PAGE TEXT >>

>>

While the UN’s flagship climate finance initiative approved eight proposals – including big hydro schemes opposed by NGOs – rich and poor countries disagreed vehemently on a ninth.

Donors were not sold on the Ethiopian bid for US$100m to prepare communities for rising drought risk. African delegates – and aid agencies – said it was precisely the kind of initiative needed to protect the world’s poorest.

Failure to fund the scheme risked discouraging others from putting forward ambitious proposals for adapting to climate change, warned Tosi Mpanu Mpanu, a board member from DR Congo.

Even co-chair Ewen McDonald could muster little positivity about the meeting’s outcome: “The GCF has a busy agenda for 2017 as it matures as an organisation,” he said in a statement.

The dispute highlighted gaps in the organisation’s policy as well as ongoing tensions between donors and recipients on its funding priorities.

What is climate adaptation?

Take a step back from the bitter wrangling to read comms researcher Kerrie Foxwell-Norton’s reflections on the rising seas and tide of modernity hitting Tanna, Vanuatu.

Arriving with bottled water – “carton big fella plastic” in the local language – cereal bars and toiletries, Foxwell-Norton explores the tensions between environmental protection and social change.

Coal, damned coal and carbon pricing

The Australian government’s line that contentious new mines in Queensland would deliver cleaner-burning coal than competitors’ was always a weak justification.

<<

REQUIREMENT 1 >> In the climate news text, how much money did the Ethiopian bid ask for?
REQUIREMENT 2 >> Does each statement agree with the climate news text? (a) The UN climate finance initiative approved nine proposals. (b) Tosi Mpanu Mpanu is a board member from DR Congo. (c) Foxwell-Norton arrived on Tanna with bottled water.
REQUIREMENT 3 >> Continue the climate news text from its final sentence.
The items after this sentence have nothing to do with the climate news text.

Labeled box items >>
>>

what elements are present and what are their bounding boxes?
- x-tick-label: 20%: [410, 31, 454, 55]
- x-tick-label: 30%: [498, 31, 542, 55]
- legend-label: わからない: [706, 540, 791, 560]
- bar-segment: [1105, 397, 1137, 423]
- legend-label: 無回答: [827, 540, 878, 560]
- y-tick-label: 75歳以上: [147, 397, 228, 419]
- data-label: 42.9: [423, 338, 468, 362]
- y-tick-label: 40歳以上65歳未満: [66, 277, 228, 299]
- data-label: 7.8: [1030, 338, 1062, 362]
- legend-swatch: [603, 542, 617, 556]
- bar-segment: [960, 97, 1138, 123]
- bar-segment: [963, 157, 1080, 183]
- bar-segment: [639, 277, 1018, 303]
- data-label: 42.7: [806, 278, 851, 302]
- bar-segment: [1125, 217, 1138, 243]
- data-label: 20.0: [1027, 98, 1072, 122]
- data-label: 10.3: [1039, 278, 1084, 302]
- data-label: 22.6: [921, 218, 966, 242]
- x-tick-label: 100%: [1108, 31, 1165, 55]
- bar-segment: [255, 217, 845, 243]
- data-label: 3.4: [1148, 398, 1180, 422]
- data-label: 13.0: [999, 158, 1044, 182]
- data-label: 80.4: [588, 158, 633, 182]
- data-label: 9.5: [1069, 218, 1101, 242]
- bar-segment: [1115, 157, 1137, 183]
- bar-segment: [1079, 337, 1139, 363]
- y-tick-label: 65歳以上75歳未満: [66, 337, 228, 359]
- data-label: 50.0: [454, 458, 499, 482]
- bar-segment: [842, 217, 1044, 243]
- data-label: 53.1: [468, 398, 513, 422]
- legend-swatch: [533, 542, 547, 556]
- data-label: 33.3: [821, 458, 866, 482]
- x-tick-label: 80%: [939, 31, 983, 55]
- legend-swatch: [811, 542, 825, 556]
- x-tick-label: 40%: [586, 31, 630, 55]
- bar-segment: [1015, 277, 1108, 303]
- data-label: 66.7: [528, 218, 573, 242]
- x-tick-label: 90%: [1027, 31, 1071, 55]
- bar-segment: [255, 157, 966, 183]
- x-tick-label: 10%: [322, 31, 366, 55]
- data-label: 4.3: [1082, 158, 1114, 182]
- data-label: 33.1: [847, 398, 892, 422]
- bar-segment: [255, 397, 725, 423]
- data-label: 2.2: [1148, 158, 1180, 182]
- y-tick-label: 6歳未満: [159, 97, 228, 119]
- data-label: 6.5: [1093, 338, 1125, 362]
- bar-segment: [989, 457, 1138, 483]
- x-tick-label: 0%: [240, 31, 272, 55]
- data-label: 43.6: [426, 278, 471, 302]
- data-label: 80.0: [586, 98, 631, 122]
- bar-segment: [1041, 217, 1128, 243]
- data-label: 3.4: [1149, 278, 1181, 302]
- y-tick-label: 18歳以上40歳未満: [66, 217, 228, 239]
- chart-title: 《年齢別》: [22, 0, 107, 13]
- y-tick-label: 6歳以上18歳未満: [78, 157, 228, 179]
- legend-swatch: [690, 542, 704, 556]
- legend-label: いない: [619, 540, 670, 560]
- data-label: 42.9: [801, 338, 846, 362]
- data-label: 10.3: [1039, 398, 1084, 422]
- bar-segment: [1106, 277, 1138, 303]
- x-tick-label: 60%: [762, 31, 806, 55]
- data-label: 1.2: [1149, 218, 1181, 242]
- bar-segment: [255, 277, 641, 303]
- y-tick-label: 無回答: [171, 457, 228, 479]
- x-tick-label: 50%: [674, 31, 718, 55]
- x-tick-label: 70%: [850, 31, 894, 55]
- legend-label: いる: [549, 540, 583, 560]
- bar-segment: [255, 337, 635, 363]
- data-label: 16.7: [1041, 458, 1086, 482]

<<

OUTPUT 1 >> US$100m, to prepare communities for rising drought risk.

OUTPUT 2 >>
(a) No: "approved eight proposals"
(b) Yes: "a board member from DR Congo"
(c) Yes: "Arriving with bottled water"

OUTPUT 3 >>
And it is not even true, reports Graham Readfearn from Brisbane. Coal from Adani’s mooted Carmichael mine has a lower energy content than South African, Colombian and Russian reserves. That means higher emissions for each unit of power generation.

Meanwhile in Europe, the latest emissions trading figures starkly illustrate the impact of carbon pricing. The UK’s emissions from coal power generation halved in 2016, while German brown coal plants burned on. The difference? An £18 a tonne (US$22) surcharge in Britain.

Ending coal use – starting with developed countries – is widely seen as the cheapest way to meet climate goals. With market solutions failing, the industry itself this week announced a top down moratorium on new coal plants in the EU after 2020.

Republican climate rebels

In case there was any doubt about the Trump administration’s priorities, the US Bureau of Land Management has changed its top homepage photo to a coal seam, as the Huffington Post and others have reported. Previously it showed young backpackers gazing out over rolling hills.

(Source: BLM.gov)

Not all Republicans share the president’s hostility to climate action. Zack Colman in Washington DC profiles the 17 GOP lawmakers (and growing) rebelling against the party line. Mostly from swing states, they find a moderate stance helps to win over floating voters while mattering little to the conservative base.

Brazil budget crisis

As if to cast Trump as a moderate, the government of Michel Temer has slashed the environment budget by an astonishing 51%.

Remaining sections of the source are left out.